WHAT YOU SHOULD DO — Print exactly the lines from the one containing "Read out every word on this page." through the last line of the listing, both included.
***** GIVEN INFORMATION *****
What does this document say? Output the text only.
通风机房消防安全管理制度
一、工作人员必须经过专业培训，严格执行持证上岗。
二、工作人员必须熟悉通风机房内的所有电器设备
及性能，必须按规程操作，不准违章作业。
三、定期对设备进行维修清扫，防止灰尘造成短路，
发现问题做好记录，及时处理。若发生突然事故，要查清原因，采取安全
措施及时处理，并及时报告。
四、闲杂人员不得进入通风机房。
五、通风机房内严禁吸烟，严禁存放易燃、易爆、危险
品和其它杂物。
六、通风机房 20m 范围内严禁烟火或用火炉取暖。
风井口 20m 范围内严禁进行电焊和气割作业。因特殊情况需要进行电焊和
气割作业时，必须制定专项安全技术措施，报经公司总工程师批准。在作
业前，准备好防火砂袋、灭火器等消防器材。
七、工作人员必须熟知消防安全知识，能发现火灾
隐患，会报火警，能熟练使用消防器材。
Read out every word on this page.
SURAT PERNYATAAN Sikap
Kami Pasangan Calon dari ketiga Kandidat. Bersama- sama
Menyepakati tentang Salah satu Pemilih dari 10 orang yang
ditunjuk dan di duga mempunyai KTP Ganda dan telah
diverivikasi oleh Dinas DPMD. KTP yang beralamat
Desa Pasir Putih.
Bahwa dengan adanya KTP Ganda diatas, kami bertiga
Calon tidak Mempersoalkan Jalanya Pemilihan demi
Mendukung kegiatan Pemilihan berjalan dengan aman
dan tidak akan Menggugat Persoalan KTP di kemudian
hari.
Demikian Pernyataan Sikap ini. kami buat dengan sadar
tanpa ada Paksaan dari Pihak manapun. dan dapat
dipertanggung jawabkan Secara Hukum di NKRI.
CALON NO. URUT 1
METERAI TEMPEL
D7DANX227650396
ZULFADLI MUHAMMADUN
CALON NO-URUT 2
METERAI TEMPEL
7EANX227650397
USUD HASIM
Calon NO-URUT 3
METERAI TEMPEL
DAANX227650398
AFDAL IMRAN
*****
REPLY TO THE EXERCISE —
Read out every word on this page.
SURAT PERNYATAAN Sikap
Kami Pasangan Calon dari ketiga Kandidat. Bersama- sama
Menyepakati tentang Salah satu Pemilih dari 10 orang yang
ditunjuk dan di duga mempunyai KTP Ganda dan telah
diverivikasi oleh Dinas DPMD. KTP yang beralamat
Desa Pasir Putih.
Bahwa dengan adanya KTP Ganda diatas, kami bertiga
Calon tidak Mempersoalkan Jalanya Pemilihan demi
Mendukung kegiatan Pemilihan berjalan dengan aman
dan tidak akan Menggugat Persoalan KTP di kemudian
hari.
Demikian Pernyataan Sikap ini. kami buat dengan sadar
tanpa ada Paksaan dari Pihak manapun. dan dapat
dipertanggung jawabkan Secara Hukum di NKRI.
CALON NO. URUT 1
METERAI TEMPEL
D7DANX227650396
ZULFADLI MUHAMMADUN
CALON NO-URUT 2
METERAI TEMPEL
7EANX227650397
USUD HASIM
Calon NO-URUT 3
METERAI TEMPEL
DAANX227650398
AFDAL IMRAN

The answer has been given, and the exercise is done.